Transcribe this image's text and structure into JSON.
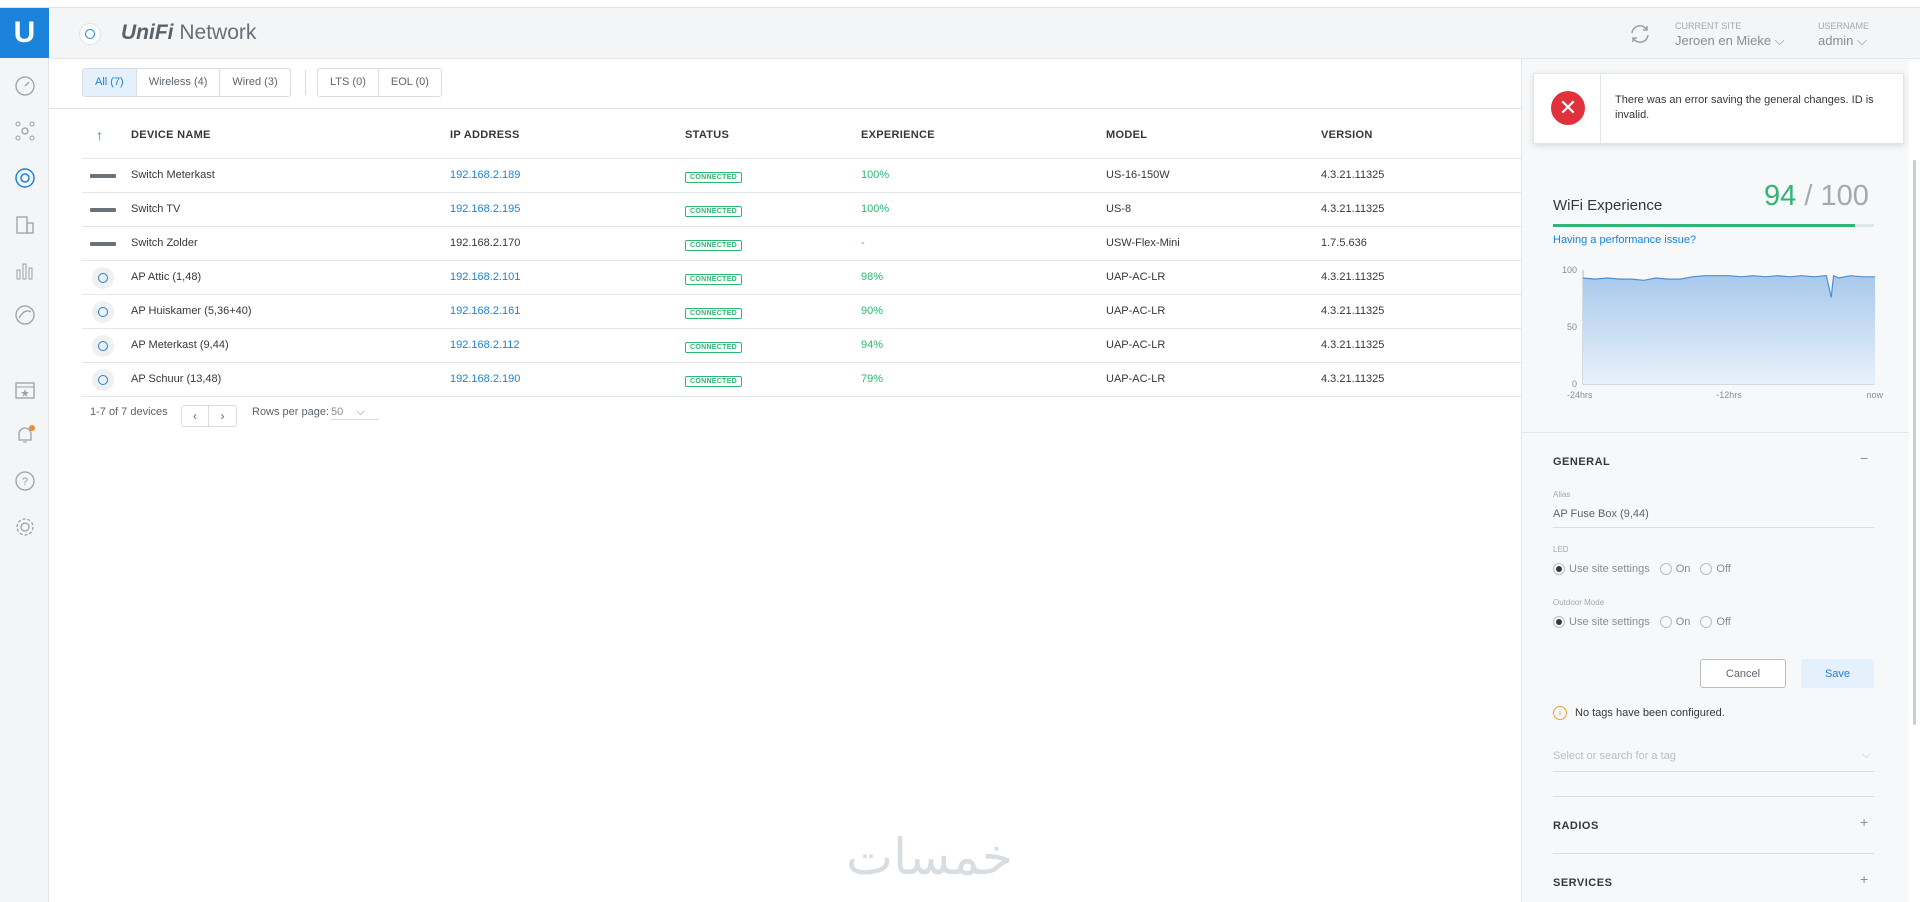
{
  "app": {
    "brand_prefix": "UniFi",
    "brand_name": "Network"
  },
  "header": {
    "site_label": "CURRENT SITE",
    "site_value": "Jeroen en Mieke",
    "user_label": "USERNAME",
    "user_value": "admin"
  },
  "nav": {
    "items": [
      "dashboard-icon",
      "topology-icon",
      "devices-icon",
      "clients-icon",
      "statistics-icon",
      "insights-icon",
      "events-icon",
      "alerts-icon",
      "help-icon",
      "settings-icon"
    ],
    "alert_color": "#f08c2a"
  },
  "filters": {
    "all": "All (7)",
    "wireless": "Wireless (4)",
    "wired": "Wired (3)",
    "lts": "LTS (0)",
    "eol": "EOL (0)"
  },
  "table": {
    "columns": [
      "DEVICE NAME",
      "IP ADDRESS",
      "STATUS",
      "EXPERIENCE",
      "MODEL",
      "VERSION"
    ],
    "rows": [
      {
        "type": "switch",
        "name": "Switch Meterkast",
        "ip": "192.168.2.189",
        "ip_link": true,
        "status": "CONNECTED",
        "experience": "100%",
        "model": "US-16-150W",
        "version": "4.3.21.11325"
      },
      {
        "type": "switch",
        "name": "Switch TV",
        "ip": "192.168.2.195",
        "ip_link": true,
        "status": "CONNECTED",
        "experience": "100%",
        "model": "US-8",
        "version": "4.3.21.11325"
      },
      {
        "type": "switch",
        "name": "Switch Zolder",
        "ip": "192.168.2.170",
        "ip_link": false,
        "status": "CONNECTED",
        "experience": "-",
        "model": "USW-Flex-Mini",
        "version": "1.7.5.636"
      },
      {
        "type": "ap",
        "name": "AP Attic (1,48)",
        "ip": "192.168.2.101",
        "ip_link": true,
        "status": "CONNECTED",
        "experience": "98%",
        "model": "UAP-AC-LR",
        "version": "4.3.21.11325"
      },
      {
        "type": "ap",
        "name": "AP Huiskamer (5,36+40)",
        "ip": "192.168.2.161",
        "ip_link": true,
        "status": "CONNECTED",
        "experience": "90%",
        "model": "UAP-AC-LR",
        "version": "4.3.21.11325"
      },
      {
        "type": "ap",
        "name": "AP Meterkast (9,44)",
        "ip": "192.168.2.112",
        "ip_link": true,
        "status": "CONNECTED",
        "experience": "94%",
        "model": "UAP-AC-LR",
        "version": "4.3.21.11325"
      },
      {
        "type": "ap",
        "name": "AP Schuur (13,48)",
        "ip": "192.168.2.190",
        "ip_link": true,
        "status": "CONNECTED",
        "experience": "79%",
        "model": "UAP-AC-LR",
        "version": "4.3.21.11325"
      }
    ],
    "footer": {
      "range": "1-7 of 7 devices",
      "rows_per_page_label": "Rows per page:",
      "rows_per_page_value": "50"
    }
  },
  "panel": {
    "error": "There was an error saving the general changes. ID is invalid.",
    "wifi_title": "WiFi Experience",
    "wifi_score": "94",
    "wifi_separator": "/",
    "wifi_max": "100",
    "wifi_fraction": 0.94,
    "perf_link": "Having a performance issue?",
    "general_title": "GENERAL",
    "alias_label": "Alias",
    "alias_value": "AP Fuse Box (9,44)",
    "led_label": "LED",
    "outdoor_label": "Outdoor Mode",
    "opt_site": "Use site settings",
    "opt_on": "On",
    "opt_off": "Off",
    "cancel": "Cancel",
    "save": "Save",
    "no_tags": "No tags have been configured.",
    "tag_placeholder": "Select or search for a tag",
    "radios_title": "RADIOS",
    "services_title": "SERVICES"
  },
  "chart_data": {
    "type": "area",
    "title": "",
    "x_ticks": [
      "-24hrs",
      "-12hrs",
      "now"
    ],
    "y_ticks": [
      "100",
      "50",
      "0"
    ],
    "ylim": [
      0,
      100
    ],
    "x": [
      -24,
      -23,
      -22,
      -21,
      -20,
      -19,
      -18,
      -17,
      -16,
      -15,
      -14,
      -13,
      -12,
      -11,
      -10,
      -9,
      -8,
      -7,
      -6,
      -5,
      -4,
      -3.6,
      -3.4,
      -3,
      -2,
      -1,
      0
    ],
    "values": [
      93,
      92,
      93,
      92,
      92,
      91,
      93,
      92,
      92,
      94,
      95,
      95,
      95,
      94,
      95,
      94,
      95,
      94,
      95,
      94,
      95,
      76,
      95,
      93,
      95,
      94,
      94
    ],
    "color": "#4a8fd6"
  },
  "watermark": "خمسات",
  "colors": {
    "accent": "#1b83db",
    "good": "#2fb574",
    "error": "#e0313d",
    "warning": "#e9a23b"
  }
}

- - -

## Set problem
Pictures stay out of the copy; please restate every record above exactly.

## The answer
Transcribe this image's text and structure into JSON.
{
  "app": {
    "brand_prefix": "UniFi",
    "brand_name": "Network"
  },
  "header": {
    "site_label": "CURRENT SITE",
    "site_value": "Jeroen en Mieke",
    "user_label": "USERNAME",
    "user_value": "admin"
  },
  "nav": {
    "items": [
      "dashboard-icon",
      "topology-icon",
      "devices-icon",
      "clients-icon",
      "statistics-icon",
      "insights-icon",
      "events-icon",
      "alerts-icon",
      "help-icon",
      "settings-icon"
    ],
    "alert_color": "#f08c2a"
  },
  "filters": {
    "all": "All (7)",
    "wireless": "Wireless (4)",
    "wired": "Wired (3)",
    "lts": "LTS (0)",
    "eol": "EOL (0)"
  },
  "table": {
    "columns": [
      "DEVICE NAME",
      "IP ADDRESS",
      "STATUS",
      "EXPERIENCE",
      "MODEL",
      "VERSION"
    ],
    "rows": [
      {
        "type": "switch",
        "name": "Switch Meterkast",
        "ip": "192.168.2.189",
        "ip_link": true,
        "status": "CONNECTED",
        "experience": "100%",
        "model": "US-16-150W",
        "version": "4.3.21.11325"
      },
      {
        "type": "switch",
        "name": "Switch TV",
        "ip": "192.168.2.195",
        "ip_link": true,
        "status": "CONNECTED",
        "experience": "100%",
        "model": "US-8",
        "version": "4.3.21.11325"
      },
      {
        "type": "switch",
        "name": "Switch Zolder",
        "ip": "192.168.2.170",
        "ip_link": false,
        "status": "CONNECTED",
        "experience": "-",
        "model": "USW-Flex-Mini",
        "version": "1.7.5.636"
      },
      {
        "type": "ap",
        "name": "AP Attic (1,48)",
        "ip": "192.168.2.101",
        "ip_link": true,
        "status": "CONNECTED",
        "experience": "98%",
        "model": "UAP-AC-LR",
        "version": "4.3.21.11325"
      },
      {
        "type": "ap",
        "name": "AP Huiskamer (5,36+40)",
        "ip": "192.168.2.161",
        "ip_link": true,
        "status": "CONNECTED",
        "experience": "90%",
        "model": "UAP-AC-LR",
        "version": "4.3.21.11325"
      },
      {
        "type": "ap",
        "name": "AP Meterkast (9,44)",
        "ip": "192.168.2.112",
        "ip_link": true,
        "status": "CONNECTED",
        "experience": "94%",
        "model": "UAP-AC-LR",
        "version": "4.3.21.11325"
      },
      {
        "type": "ap",
        "name": "AP Schuur (13,48)",
        "ip": "192.168.2.190",
        "ip_link": true,
        "status": "CONNECTED",
        "experience": "79%",
        "model": "UAP-AC-LR",
        "version": "4.3.21.11325"
      }
    ],
    "footer": {
      "range": "1-7 of 7 devices",
      "rows_per_page_label": "Rows per page:",
      "rows_per_page_value": "50"
    }
  },
  "panel": {
    "error": "There was an error saving the general changes. ID is invalid.",
    "wifi_title": "WiFi Experience",
    "wifi_score": "94",
    "wifi_separator": "/",
    "wifi_max": "100",
    "wifi_fraction": 0.94,
    "perf_link": "Having a performance issue?",
    "general_title": "GENERAL",
    "alias_label": "Alias",
    "alias_value": "AP Fuse Box (9,44)",
    "led_label": "LED",
    "outdoor_label": "Outdoor Mode",
    "opt_site": "Use site settings",
    "opt_on": "On",
    "opt_off": "Off",
    "cancel": "Cancel",
    "save": "Save",
    "no_tags": "No tags have been configured.",
    "tag_placeholder": "Select or search for a tag",
    "radios_title": "RADIOS",
    "services_title": "SERVICES"
  },
  "chart_data": {
    "type": "area",
    "title": "",
    "x_ticks": [
      "-24hrs",
      "-12hrs",
      "now"
    ],
    "y_ticks": [
      "100",
      "50",
      "0"
    ],
    "ylim": [
      0,
      100
    ],
    "x": [
      -24,
      -23,
      -22,
      -21,
      -20,
      -19,
      -18,
      -17,
      -16,
      -15,
      -14,
      -13,
      -12,
      -11,
      -10,
      -9,
      -8,
      -7,
      -6,
      -5,
      -4,
      -3.6,
      -3.4,
      -3,
      -2,
      -1,
      0
    ],
    "values": [
      93,
      92,
      93,
      92,
      92,
      91,
      93,
      92,
      92,
      94,
      95,
      95,
      95,
      94,
      95,
      94,
      95,
      94,
      95,
      94,
      95,
      76,
      95,
      93,
      95,
      94,
      94
    ],
    "color": "#4a8fd6"
  },
  "watermark": "خمسات",
  "colors": {
    "accent": "#1b83db",
    "good": "#2fb574",
    "error": "#e0313d",
    "warning": "#e9a23b"
  }
}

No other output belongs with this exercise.